> **THE EXERCISE**
Collect all lines from the records below that include the word "JSON".

Figure dataset records:

"""

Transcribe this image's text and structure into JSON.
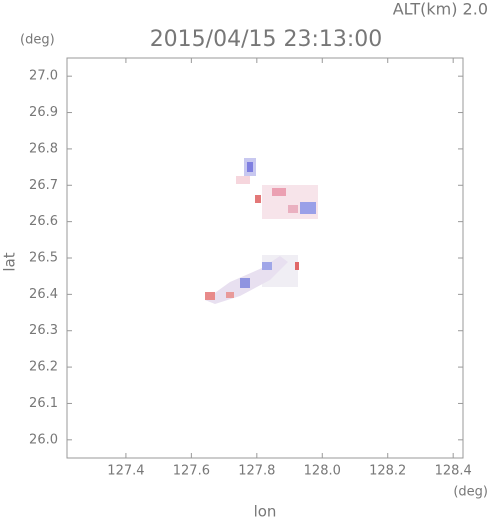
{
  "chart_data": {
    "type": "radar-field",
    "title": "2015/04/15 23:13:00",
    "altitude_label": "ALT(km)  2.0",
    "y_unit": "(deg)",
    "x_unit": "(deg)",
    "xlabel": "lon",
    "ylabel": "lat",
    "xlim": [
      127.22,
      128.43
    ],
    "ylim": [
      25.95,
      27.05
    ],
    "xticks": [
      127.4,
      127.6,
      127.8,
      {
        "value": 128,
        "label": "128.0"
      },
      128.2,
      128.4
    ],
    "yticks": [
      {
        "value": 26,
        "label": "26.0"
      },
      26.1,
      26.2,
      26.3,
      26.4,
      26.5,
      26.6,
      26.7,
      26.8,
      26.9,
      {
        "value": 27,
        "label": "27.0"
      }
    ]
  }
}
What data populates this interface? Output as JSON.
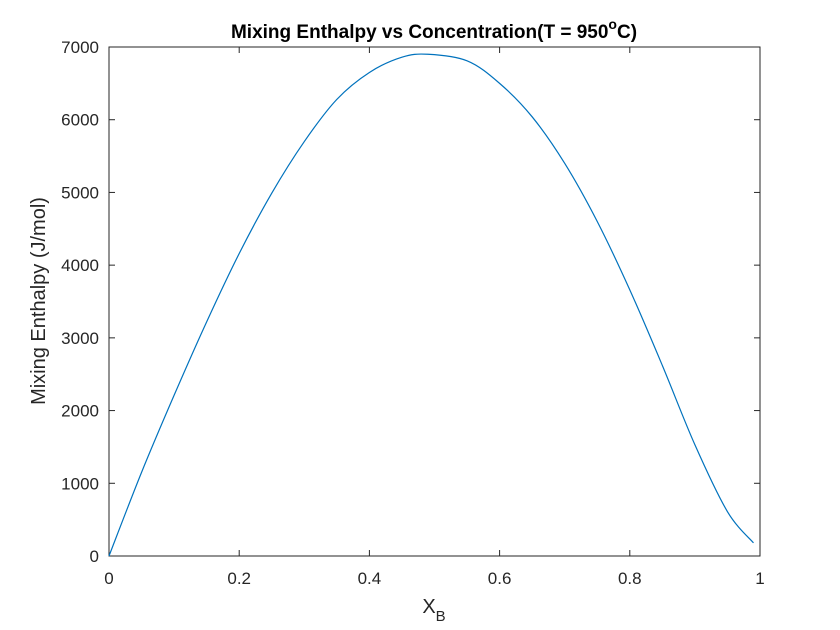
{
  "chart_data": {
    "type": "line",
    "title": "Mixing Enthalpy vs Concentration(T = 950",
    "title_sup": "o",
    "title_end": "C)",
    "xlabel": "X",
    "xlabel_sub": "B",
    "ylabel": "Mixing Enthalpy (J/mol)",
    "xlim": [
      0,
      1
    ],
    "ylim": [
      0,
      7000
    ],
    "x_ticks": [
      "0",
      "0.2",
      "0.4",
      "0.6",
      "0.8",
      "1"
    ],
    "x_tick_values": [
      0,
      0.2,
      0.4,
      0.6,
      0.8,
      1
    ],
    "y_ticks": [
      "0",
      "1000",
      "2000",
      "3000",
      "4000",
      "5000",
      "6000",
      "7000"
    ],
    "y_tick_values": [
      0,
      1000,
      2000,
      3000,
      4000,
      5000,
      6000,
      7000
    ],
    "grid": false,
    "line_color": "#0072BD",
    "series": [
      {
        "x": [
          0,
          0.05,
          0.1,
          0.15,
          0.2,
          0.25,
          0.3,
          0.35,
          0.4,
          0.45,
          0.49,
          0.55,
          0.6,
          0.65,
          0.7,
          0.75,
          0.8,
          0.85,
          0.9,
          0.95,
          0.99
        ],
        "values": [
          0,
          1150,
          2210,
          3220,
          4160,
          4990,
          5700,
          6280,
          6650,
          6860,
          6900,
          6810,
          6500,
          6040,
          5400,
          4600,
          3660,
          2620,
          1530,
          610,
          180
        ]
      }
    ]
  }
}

"""
"""

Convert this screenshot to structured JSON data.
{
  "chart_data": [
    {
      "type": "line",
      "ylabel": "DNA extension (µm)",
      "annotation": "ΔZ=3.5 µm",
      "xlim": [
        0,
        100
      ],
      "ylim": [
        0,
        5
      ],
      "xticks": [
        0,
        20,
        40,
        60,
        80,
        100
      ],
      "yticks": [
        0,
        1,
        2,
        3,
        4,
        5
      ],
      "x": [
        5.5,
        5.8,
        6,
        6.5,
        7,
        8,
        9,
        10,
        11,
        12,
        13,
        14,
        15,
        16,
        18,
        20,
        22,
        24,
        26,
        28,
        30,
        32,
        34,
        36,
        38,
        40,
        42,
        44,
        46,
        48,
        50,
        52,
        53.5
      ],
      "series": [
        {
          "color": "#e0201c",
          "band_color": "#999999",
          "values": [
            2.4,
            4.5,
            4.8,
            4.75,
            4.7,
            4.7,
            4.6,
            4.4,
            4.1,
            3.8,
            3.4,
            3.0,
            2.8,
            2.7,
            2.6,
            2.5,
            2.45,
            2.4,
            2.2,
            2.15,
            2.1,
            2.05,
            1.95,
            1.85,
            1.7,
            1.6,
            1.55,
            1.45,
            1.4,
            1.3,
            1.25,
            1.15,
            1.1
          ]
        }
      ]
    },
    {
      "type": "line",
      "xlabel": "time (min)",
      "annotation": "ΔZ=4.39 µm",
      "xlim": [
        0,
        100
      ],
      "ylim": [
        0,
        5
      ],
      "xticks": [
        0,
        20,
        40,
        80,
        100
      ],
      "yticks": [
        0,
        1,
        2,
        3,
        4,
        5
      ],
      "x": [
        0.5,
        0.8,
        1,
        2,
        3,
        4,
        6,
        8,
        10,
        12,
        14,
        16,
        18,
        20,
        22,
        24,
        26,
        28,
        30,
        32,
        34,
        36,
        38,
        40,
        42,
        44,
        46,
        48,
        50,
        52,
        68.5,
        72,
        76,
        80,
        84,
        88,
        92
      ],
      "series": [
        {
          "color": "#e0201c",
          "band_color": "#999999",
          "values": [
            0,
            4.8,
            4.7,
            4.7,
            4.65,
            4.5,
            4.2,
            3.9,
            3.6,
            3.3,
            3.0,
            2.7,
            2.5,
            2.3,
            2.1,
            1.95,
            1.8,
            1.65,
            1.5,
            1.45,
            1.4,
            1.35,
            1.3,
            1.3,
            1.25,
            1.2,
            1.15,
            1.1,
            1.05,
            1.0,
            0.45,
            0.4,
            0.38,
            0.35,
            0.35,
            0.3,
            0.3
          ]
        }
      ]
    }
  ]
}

"""

> **SOLVED PROBLEM**
Transcribe this image's text and structure into JSON.
What data populates this interface? Output as JSON.
Convert this screenshot to structured JSON data.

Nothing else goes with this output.